# [THE TASK]
From the entries below, copy every line where the string "elevación" appears.

# [EXTRACTED INFORMATION]
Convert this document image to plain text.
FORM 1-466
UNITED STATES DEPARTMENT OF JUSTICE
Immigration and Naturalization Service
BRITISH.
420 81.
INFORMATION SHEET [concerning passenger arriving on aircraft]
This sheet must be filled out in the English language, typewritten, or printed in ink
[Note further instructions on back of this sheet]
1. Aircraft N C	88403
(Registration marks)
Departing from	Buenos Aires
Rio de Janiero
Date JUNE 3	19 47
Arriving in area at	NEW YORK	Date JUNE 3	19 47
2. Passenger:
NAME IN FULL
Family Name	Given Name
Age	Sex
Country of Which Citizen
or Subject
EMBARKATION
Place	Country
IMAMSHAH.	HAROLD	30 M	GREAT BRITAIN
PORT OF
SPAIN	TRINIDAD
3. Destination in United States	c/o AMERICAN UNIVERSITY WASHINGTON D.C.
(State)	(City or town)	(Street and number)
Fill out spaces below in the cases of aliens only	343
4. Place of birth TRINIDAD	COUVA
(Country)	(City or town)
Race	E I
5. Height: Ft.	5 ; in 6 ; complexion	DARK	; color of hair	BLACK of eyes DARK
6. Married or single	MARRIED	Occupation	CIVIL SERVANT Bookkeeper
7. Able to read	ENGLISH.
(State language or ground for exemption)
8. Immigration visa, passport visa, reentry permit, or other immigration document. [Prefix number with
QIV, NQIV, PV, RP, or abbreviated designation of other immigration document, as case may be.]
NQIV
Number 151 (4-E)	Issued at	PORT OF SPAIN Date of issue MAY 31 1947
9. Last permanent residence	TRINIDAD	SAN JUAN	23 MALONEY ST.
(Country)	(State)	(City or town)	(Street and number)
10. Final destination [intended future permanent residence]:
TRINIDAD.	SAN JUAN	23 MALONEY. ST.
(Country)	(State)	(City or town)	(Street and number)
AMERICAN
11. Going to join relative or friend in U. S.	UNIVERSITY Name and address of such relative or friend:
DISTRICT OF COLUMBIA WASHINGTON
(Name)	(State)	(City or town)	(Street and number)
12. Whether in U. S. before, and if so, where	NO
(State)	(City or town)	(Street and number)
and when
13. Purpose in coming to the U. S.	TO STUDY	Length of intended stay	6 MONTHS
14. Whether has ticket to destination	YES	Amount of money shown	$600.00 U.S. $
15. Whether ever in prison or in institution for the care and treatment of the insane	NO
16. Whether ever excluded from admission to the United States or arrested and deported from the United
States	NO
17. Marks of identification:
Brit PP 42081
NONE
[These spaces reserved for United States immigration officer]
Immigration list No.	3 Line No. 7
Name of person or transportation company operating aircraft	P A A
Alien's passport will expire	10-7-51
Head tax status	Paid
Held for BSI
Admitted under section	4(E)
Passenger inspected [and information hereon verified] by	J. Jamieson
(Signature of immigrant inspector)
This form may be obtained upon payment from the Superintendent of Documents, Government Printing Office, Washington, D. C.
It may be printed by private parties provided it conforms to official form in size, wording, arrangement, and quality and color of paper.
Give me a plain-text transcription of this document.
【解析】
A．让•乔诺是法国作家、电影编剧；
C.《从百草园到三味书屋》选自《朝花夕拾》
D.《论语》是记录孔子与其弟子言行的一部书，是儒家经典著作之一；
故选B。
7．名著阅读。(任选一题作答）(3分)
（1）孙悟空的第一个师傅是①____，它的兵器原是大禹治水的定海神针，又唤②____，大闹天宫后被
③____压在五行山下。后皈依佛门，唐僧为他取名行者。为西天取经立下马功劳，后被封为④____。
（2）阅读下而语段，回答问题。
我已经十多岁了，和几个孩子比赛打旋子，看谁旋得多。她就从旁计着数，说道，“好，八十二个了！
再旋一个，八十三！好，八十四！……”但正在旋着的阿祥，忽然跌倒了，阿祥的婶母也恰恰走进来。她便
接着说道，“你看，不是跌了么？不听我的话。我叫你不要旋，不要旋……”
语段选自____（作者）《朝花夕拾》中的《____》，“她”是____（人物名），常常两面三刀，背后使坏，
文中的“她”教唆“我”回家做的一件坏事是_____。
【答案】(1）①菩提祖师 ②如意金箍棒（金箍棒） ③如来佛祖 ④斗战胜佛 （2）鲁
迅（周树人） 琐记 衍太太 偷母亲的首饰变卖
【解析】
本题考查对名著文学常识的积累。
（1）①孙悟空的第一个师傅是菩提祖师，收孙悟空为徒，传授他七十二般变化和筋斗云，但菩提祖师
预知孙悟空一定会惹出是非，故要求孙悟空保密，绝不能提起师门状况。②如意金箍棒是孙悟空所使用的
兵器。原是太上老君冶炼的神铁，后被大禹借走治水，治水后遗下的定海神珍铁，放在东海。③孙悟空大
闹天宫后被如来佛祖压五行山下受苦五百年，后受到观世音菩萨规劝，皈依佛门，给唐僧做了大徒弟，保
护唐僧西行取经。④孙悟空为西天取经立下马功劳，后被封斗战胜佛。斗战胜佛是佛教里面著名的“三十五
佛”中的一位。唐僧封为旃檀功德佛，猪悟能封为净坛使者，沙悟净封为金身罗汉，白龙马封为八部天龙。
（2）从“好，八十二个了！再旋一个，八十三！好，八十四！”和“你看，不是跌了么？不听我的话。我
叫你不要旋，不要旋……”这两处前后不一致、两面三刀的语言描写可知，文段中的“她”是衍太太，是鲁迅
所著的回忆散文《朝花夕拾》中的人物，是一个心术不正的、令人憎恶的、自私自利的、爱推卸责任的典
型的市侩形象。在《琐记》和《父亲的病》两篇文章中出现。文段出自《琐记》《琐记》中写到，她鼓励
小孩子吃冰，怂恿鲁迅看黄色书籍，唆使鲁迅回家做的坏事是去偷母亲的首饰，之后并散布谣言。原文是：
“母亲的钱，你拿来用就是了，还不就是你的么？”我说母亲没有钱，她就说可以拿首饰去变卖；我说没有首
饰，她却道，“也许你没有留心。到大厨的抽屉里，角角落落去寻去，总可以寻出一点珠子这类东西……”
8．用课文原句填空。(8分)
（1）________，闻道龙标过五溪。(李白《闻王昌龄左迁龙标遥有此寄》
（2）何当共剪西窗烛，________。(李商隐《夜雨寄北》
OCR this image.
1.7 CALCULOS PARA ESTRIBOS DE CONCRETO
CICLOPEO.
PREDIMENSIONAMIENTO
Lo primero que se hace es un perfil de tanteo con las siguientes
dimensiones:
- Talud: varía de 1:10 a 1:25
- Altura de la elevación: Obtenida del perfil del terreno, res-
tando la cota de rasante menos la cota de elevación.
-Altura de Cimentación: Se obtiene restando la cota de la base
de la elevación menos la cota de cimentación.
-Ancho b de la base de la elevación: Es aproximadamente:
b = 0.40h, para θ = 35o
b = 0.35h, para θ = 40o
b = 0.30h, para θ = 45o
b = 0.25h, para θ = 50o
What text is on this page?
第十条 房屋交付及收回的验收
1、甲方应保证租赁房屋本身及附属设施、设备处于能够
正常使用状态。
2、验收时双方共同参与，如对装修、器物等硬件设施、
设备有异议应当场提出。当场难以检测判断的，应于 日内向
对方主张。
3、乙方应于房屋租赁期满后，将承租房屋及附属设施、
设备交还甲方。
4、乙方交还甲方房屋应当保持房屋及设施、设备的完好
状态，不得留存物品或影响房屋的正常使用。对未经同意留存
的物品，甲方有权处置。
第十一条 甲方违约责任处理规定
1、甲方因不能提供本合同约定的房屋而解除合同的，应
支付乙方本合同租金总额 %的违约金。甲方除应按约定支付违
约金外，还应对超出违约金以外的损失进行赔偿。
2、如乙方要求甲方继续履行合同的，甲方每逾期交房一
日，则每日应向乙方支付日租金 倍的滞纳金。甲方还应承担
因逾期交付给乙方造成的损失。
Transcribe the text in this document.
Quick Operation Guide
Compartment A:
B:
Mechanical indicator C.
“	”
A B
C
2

# [RESPONSE TO THIS TASK]
- Altura de la elevación: Obtenida del perfil del terreno, res-
tando la cota de rasante menos la cota de elevación.
de la elevación menos la cota de cimentación.
-Ancho b de la base de la elevación: Es aproximadamente:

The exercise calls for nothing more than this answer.